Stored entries

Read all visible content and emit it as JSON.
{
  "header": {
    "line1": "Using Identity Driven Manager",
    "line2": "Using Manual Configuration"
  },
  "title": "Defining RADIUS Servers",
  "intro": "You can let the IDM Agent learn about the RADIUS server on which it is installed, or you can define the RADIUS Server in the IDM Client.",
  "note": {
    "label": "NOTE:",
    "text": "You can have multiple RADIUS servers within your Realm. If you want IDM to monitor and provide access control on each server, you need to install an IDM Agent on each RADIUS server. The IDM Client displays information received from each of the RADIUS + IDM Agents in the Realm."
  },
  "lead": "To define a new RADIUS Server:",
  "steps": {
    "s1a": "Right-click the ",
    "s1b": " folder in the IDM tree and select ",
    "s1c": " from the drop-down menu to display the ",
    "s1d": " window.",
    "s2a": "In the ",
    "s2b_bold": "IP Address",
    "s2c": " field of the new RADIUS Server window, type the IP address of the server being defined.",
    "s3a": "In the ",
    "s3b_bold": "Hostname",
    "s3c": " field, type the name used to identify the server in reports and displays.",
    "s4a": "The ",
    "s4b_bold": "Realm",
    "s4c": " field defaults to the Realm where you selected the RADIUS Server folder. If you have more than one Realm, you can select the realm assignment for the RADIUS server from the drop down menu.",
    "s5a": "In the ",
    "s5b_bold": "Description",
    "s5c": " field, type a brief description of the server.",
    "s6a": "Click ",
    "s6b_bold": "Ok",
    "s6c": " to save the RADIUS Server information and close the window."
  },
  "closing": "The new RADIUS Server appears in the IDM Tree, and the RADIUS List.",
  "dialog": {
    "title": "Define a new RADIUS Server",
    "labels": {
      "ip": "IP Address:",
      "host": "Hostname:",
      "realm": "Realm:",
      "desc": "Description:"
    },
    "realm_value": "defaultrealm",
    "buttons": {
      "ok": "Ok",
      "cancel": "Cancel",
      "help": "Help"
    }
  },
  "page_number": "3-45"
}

## Work instructions
Find the lines holding "menu" and list every one.

## Solution
    "s1c": " from the drop-down menu to display the ",
    "s4c": " field defaults to the Realm where you selected the RADIUS Server folder. If you have more than one Realm, you can select the realm assignment for the RADIUS server from the drop down menu.",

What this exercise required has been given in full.